TASK DESCRIPTION
Quote the full listing word for word.

***** GIVEN INFORMATION

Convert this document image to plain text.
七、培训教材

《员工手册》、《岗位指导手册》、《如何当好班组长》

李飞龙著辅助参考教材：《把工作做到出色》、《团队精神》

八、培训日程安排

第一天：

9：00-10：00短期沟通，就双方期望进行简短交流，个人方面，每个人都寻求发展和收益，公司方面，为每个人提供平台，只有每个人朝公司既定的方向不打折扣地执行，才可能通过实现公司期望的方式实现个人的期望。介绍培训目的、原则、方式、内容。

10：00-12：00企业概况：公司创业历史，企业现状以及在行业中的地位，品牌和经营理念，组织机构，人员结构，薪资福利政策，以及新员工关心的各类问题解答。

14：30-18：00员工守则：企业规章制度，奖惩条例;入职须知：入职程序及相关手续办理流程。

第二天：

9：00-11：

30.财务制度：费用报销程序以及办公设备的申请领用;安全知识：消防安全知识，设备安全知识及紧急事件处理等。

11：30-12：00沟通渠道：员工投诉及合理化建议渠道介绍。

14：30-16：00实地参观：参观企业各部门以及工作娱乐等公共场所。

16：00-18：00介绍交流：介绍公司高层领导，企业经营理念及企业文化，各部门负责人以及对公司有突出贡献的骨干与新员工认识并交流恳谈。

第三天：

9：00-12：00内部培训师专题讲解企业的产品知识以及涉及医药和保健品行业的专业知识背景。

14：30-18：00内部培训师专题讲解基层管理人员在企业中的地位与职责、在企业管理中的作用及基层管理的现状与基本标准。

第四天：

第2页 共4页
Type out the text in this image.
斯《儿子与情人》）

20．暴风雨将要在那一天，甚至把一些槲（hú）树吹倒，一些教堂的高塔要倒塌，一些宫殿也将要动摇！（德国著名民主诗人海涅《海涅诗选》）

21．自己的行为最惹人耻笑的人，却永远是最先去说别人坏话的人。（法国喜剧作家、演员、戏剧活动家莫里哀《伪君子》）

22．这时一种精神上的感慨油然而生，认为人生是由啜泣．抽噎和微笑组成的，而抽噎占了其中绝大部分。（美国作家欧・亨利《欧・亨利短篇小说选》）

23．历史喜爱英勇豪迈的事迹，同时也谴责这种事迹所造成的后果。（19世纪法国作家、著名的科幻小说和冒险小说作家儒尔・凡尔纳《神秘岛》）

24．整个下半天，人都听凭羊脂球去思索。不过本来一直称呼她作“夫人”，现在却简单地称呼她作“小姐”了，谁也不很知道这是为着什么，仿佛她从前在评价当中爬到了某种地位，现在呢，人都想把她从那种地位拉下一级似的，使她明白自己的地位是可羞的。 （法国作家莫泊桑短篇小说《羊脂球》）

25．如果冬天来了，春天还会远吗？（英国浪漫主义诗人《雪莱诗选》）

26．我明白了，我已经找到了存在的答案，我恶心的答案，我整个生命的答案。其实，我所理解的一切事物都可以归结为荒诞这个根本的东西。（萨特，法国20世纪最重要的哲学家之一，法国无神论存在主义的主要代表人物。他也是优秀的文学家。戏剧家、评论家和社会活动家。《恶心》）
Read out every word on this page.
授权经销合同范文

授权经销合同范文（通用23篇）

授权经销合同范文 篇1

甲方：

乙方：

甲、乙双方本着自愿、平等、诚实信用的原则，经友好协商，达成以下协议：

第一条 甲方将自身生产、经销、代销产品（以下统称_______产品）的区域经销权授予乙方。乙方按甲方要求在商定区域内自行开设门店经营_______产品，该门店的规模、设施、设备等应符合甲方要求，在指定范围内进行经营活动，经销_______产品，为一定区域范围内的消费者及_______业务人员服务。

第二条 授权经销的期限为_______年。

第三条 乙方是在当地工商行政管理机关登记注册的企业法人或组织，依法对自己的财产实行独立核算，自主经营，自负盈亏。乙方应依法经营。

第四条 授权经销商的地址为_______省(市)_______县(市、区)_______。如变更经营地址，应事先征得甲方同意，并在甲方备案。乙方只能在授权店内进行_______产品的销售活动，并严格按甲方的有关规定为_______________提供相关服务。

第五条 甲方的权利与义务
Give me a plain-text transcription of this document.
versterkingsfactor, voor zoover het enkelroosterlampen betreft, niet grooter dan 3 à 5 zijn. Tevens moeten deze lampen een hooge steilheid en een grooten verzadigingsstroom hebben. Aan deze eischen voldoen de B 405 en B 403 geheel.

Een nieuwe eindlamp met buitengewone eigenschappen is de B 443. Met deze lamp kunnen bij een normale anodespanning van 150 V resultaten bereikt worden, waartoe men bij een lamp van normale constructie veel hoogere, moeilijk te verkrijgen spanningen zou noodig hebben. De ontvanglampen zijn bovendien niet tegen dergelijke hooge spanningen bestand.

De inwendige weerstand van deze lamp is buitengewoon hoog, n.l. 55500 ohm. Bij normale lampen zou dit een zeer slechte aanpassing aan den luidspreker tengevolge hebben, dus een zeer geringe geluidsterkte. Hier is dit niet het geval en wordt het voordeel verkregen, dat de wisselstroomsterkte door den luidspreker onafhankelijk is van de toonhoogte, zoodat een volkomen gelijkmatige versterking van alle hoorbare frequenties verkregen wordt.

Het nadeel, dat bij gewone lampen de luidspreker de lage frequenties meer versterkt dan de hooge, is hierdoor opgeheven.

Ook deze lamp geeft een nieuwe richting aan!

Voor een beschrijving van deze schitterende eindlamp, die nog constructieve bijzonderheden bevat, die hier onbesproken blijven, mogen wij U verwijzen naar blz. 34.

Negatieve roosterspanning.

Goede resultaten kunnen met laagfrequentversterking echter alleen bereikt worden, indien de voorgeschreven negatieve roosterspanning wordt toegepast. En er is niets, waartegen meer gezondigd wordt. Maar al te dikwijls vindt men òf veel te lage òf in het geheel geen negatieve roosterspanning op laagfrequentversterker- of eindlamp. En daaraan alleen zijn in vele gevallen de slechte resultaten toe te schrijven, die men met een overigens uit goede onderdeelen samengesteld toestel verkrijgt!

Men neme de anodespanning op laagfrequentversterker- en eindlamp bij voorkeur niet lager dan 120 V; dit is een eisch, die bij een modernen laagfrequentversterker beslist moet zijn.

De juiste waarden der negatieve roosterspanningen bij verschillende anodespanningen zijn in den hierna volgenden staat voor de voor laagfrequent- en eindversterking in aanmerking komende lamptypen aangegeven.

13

**********

RIGHT ANSWER
Convert this document image to plain text.
七、培训教材

《员工手册》、《岗位指导手册》、《如何当好班组长》

李飞龙著辅助参考教材：《把工作做到出色》、《团队精神》

八、培训日程安排

第一天：

9：00-10：00短期沟通，就双方期望进行简短交流，个人方面，每个人都寻求发展和收益，公司方面，为每个人提供平台，只有每个人朝公司既定的方向不打折扣地执行，才可能通过实现公司期望的方式实现个人的期望。介绍培训目的、原则、方式、内容。

10：00-12：00企业概况：公司创业历史，企业现状以及在行业中的地位，品牌和经营理念，组织机构，人员结构，薪资福利政策，以及新员工关心的各类问题解答。

14：30-18：00员工守则：企业规章制度，奖惩条例;入职须知：入职程序及相关手续办理流程。

第二天：

9：00-11：

30.财务制度：费用报销程序以及办公设备的申请领用;安全知识：消防安全知识，设备安全知识及紧急事件处理等。

11：30-12：00沟通渠道：员工投诉及合理化建议渠道介绍。

14：30-16：00实地参观：参观企业各部门以及工作娱乐等公共场所。

16：00-18：00介绍交流：介绍公司高层领导，企业经营理念及企业文化，各部门负责人以及对公司有突出贡献的骨干与新员工认识并交流恳谈。

第三天：

9：00-12：00内部培训师专题讲解企业的产品知识以及涉及医药和保健品行业的专业知识背景。

14：30-18：00内部培训师专题讲解基层管理人员在企业中的地位与职责、在企业管理中的作用及基层管理的现状与基本标准。

第四天：

第2页 共4页
Type out the text in this image.
斯《儿子与情人》）

20．暴风雨将要在那一天，甚至把一些槲（hú）树吹倒，一些教堂的高塔要倒塌，一些宫殿也将要动摇！（德国著名民主诗人海涅《海涅诗选》）

21．自己的行为最惹人耻笑的人，却永远是最先去说别人坏话的人。（法国喜剧作家、演员、戏剧活动家莫里哀《伪君子》）

22．这时一种精神上的感慨油然而生，认为人生是由啜泣．抽噎和微笑组成的，而抽噎占了其中绝大部分。（美国作家欧・亨利《欧・亨利短篇小说选》）

23．历史喜爱英勇豪迈的事迹，同时也谴责这种事迹所造成的后果。（19世纪法国作家、著名的科幻小说和冒险小说作家儒尔・凡尔纳《神秘岛》）

24．整个下半天，人都听凭羊脂球去思索。不过本来一直称呼她作“夫人”，现在却简单地称呼她作“小姐”了，谁也不很知道这是为着什么，仿佛她从前在评价当中爬到了某种地位，现在呢，人都想把她从那种地位拉下一级似的，使她明白自己的地位是可羞的。 （法国作家莫泊桑短篇小说《羊脂球》）

25．如果冬天来了，春天还会远吗？（英国浪漫主义诗人《雪莱诗选》）

26．我明白了，我已经找到了存在的答案，我恶心的答案，我整个生命的答案。其实，我所理解的一切事物都可以归结为荒诞这个根本的东西。（萨特，法国20世纪最重要的哲学家之一，法国无神论存在主义的主要代表人物。他也是优秀的文学家。戏剧家、评论家和社会活动家。《恶心》）
Read out every word on this page.
授权经销合同范文

授权经销合同范文（通用23篇）

授权经销合同范文 篇1

甲方：

乙方：

甲、乙双方本着自愿、平等、诚实信用的原则，经友好协商，达成以下协议：

第一条 甲方将自身生产、经销、代销产品（以下统称_______产品）的区域经销权授予乙方。乙方按甲方要求在商定区域内自行开设门店经营_______产品，该门店的规模、设施、设备等应符合甲方要求，在指定范围内进行经营活动，经销_______产品，为一定区域范围内的消费者及_______业务人员服务。

第二条 授权经销的期限为_______年。

第三条 乙方是在当地工商行政管理机关登记注册的企业法人或组织，依法对自己的财产实行独立核算，自主经营，自负盈亏。乙方应依法经营。

第四条 授权经销商的地址为_______省(市)_______县(市、区)_______。如变更经营地址，应事先征得甲方同意，并在甲方备案。乙方只能在授权店内进行_______产品的销售活动，并严格按甲方的有关规定为_______________提供相关服务。

第五条 甲方的权利与义务
Give me a plain-text transcription of this document.
versterkingsfactor, voor zoover het enkelroosterlampen betreft, niet grooter dan 3 à 5 zijn. Tevens moeten deze lampen een hooge steilheid en een grooten verzadigingsstroom hebben. Aan deze eischen voldoen de B 405 en B 403 geheel.

Een nieuwe eindlamp met buitengewone eigenschappen is de B 443. Met deze lamp kunnen bij een normale anodespanning van 150 V resultaten bereikt worden, waartoe men bij een lamp van normale constructie veel hoogere, moeilijk te verkrijgen spanningen zou noodig hebben. De ontvanglampen zijn bovendien niet tegen dergelijke hooge spanningen bestand.

De inwendige weerstand van deze lamp is buitengewoon hoog, n.l. 55500 ohm. Bij normale lampen zou dit een zeer slechte aanpassing aan den luidspreker tengevolge hebben, dus een zeer geringe geluidsterkte. Hier is dit niet het geval en wordt het voordeel verkregen, dat de wisselstroomsterkte door den luidspreker onafhankelijk is van de toonhoogte, zoodat een volkomen gelijkmatige versterking van alle hoorbare frequenties verkregen wordt.

Het nadeel, dat bij gewone lampen de luidspreker de lage frequenties meer versterkt dan de hooge, is hierdoor opgeheven.

Ook deze lamp geeft een nieuwe richting aan!

Voor een beschrijving van deze schitterende eindlamp, die nog constructieve bijzonderheden bevat, die hier onbesproken blijven, mogen wij U verwijzen naar blz. 34.

Negatieve roosterspanning.

Goede resultaten kunnen met laagfrequentversterking echter alleen bereikt worden, indien de voorgeschreven negatieve roosterspanning wordt toegepast. En er is niets, waartegen meer gezondigd wordt. Maar al te dikwijls vindt men òf veel te lage òf in het geheel geen negatieve roosterspanning op laagfrequentversterker- of eindlamp. En daaraan alleen zijn in vele gevallen de slechte resultaten toe te schrijven, die men met een overigens uit goede onderdeelen samengesteld toestel verkrijgt!

Men neme de anodespanning op laagfrequentversterker- en eindlamp bij voorkeur niet lager dan 120 V; dit is een eisch, die bij een modernen laagfrequentversterker beslist moet zijn.

De juiste waarden der negatieve roosterspanningen bij verschillende anodespanningen zijn in den hierna volgenden staat voor de voor laagfrequent- en eindversterking in aanmerking komende lamptypen aangegeven.

13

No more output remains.